═════ DATASET CONTENT ═════
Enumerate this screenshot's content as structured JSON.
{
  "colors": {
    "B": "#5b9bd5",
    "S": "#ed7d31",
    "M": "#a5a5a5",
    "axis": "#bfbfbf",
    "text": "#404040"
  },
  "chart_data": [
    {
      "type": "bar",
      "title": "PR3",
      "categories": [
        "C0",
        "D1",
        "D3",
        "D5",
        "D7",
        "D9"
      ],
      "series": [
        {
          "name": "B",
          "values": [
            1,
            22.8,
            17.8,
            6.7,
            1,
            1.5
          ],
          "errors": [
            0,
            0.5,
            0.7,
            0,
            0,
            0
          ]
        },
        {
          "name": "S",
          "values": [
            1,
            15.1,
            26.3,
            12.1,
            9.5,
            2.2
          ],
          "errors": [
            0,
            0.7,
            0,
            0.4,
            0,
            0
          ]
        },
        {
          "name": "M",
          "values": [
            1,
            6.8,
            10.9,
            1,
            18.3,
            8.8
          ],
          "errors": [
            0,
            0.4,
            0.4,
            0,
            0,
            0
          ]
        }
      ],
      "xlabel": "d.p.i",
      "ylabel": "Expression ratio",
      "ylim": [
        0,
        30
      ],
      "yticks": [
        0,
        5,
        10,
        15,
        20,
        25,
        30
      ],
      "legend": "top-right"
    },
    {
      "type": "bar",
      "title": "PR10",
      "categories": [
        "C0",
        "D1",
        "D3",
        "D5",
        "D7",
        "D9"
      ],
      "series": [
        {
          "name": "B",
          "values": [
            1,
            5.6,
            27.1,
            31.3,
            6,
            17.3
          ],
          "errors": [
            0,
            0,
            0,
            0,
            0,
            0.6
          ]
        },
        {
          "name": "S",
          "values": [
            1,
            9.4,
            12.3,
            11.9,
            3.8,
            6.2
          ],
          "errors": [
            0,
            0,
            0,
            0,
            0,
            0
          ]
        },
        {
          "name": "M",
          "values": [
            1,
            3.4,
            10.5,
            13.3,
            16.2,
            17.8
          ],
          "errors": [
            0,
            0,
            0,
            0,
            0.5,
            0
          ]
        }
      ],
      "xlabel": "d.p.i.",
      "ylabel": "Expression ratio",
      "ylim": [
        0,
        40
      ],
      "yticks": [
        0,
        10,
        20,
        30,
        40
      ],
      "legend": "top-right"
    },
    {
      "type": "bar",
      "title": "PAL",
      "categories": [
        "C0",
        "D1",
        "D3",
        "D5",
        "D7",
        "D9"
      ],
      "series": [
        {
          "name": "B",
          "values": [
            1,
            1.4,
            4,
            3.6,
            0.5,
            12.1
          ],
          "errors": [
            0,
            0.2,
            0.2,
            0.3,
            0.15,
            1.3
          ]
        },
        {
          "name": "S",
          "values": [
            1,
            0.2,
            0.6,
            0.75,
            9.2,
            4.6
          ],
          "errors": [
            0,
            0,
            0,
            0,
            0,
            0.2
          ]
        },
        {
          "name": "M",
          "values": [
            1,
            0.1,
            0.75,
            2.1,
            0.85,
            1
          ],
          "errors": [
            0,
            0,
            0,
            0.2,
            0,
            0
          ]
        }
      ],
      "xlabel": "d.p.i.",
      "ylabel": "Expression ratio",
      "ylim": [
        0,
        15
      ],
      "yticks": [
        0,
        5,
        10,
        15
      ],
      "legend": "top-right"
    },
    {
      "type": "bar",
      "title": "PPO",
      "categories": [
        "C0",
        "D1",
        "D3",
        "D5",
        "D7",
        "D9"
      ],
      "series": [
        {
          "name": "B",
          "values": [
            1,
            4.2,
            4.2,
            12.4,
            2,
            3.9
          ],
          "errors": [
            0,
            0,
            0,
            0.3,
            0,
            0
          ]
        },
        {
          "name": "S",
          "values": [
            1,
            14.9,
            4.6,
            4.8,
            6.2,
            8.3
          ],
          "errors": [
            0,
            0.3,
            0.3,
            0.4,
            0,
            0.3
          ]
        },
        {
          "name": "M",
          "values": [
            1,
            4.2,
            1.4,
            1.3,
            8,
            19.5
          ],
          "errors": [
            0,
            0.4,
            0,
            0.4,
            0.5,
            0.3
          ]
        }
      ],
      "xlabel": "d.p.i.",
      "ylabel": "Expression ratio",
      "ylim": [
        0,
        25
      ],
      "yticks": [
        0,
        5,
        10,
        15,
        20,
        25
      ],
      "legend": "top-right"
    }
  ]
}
═════
__WHAT YOU ARE ASKED TO DO__: Report only how many lines in the records contain the word "title".

__THE SOLUTION__: 4